* _Available records_
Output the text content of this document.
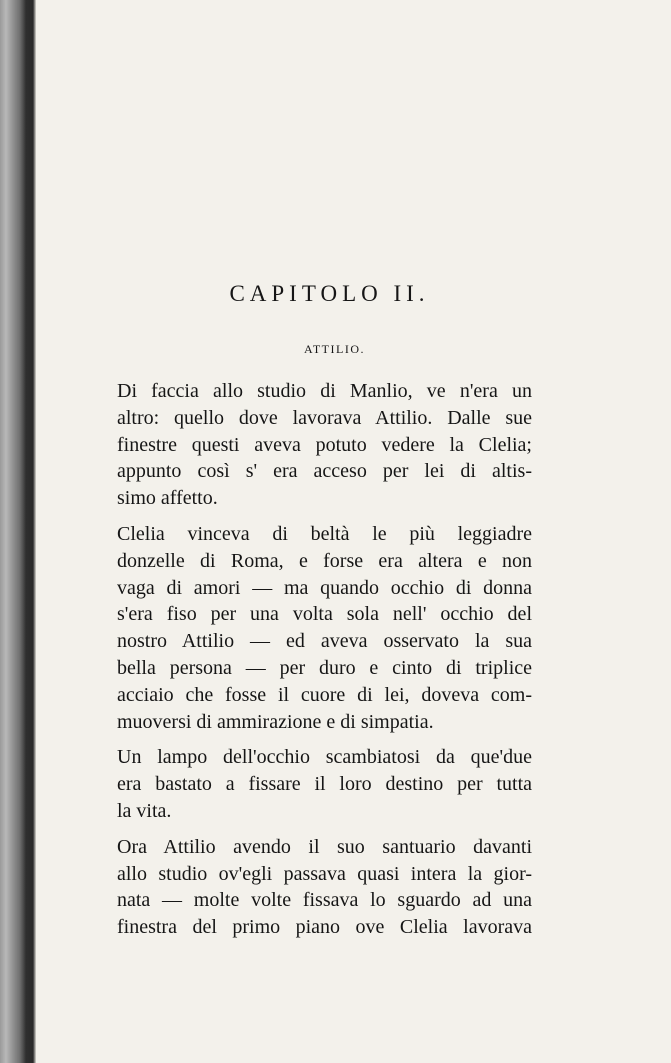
CAPITOLO II.
ATTILIO.

Di faccia allo studio di Manlio, ve n'era un
altro: quello dove lavorava Attilio. Dalle sue
finestre questi aveva potuto vedere la Clelia;
appunto così s' era acceso per lei di altis-
simo affetto.

Clelia vinceva di beltà le più leggiadre
donzelle di Roma, e forse era altera e non
vaga di amori — ma quando occhio di donna
s'era fiso per una volta sola nell' occhio del
nostro Attilio — ed aveva osservato la sua
bella persona — per duro e cinto di triplice
acciaio che fosse il cuore di lei, doveva com-
muoversi di ammirazione e di simpatia.

Un lampo dell'occhio scambiatosi da que'due
era bastato a fissare il loro destino per tutta
la vita.

Ora Attilio avendo il suo santuario davanti
allo studio ov'egli passava quasi intera la gior-
nata — molte volte fissava lo sguardo ad una
finestra del primo piano ove Clelia lavorava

* _Problem to solve_
Reproduce the full material exactly, excluding the pictures.

* _Complete response_
Output the text content of this document.
CAPITOLO II.
ATTILIO.

Di faccia allo studio di Manlio, ve n'era un
altro: quello dove lavorava Attilio. Dalle sue
finestre questi aveva potuto vedere la Clelia;
appunto così s' era acceso per lei di altis-
simo affetto.

Clelia vinceva di beltà le più leggiadre
donzelle di Roma, e forse era altera e non
vaga di amori — ma quando occhio di donna
s'era fiso per una volta sola nell' occhio del
nostro Attilio — ed aveva osservato la sua
bella persona — per duro e cinto di triplice
acciaio che fosse il cuore di lei, doveva com-
muoversi di ammirazione e di simpatia.

Un lampo dell'occhio scambiatosi da que'due
era bastato a fissare il loro destino per tutta
la vita.

Ora Attilio avendo il suo santuario davanti
allo studio ov'egli passava quasi intera la gior-
nata — molte volte fissava lo sguardo ad una
finestra del primo piano ove Clelia lavorava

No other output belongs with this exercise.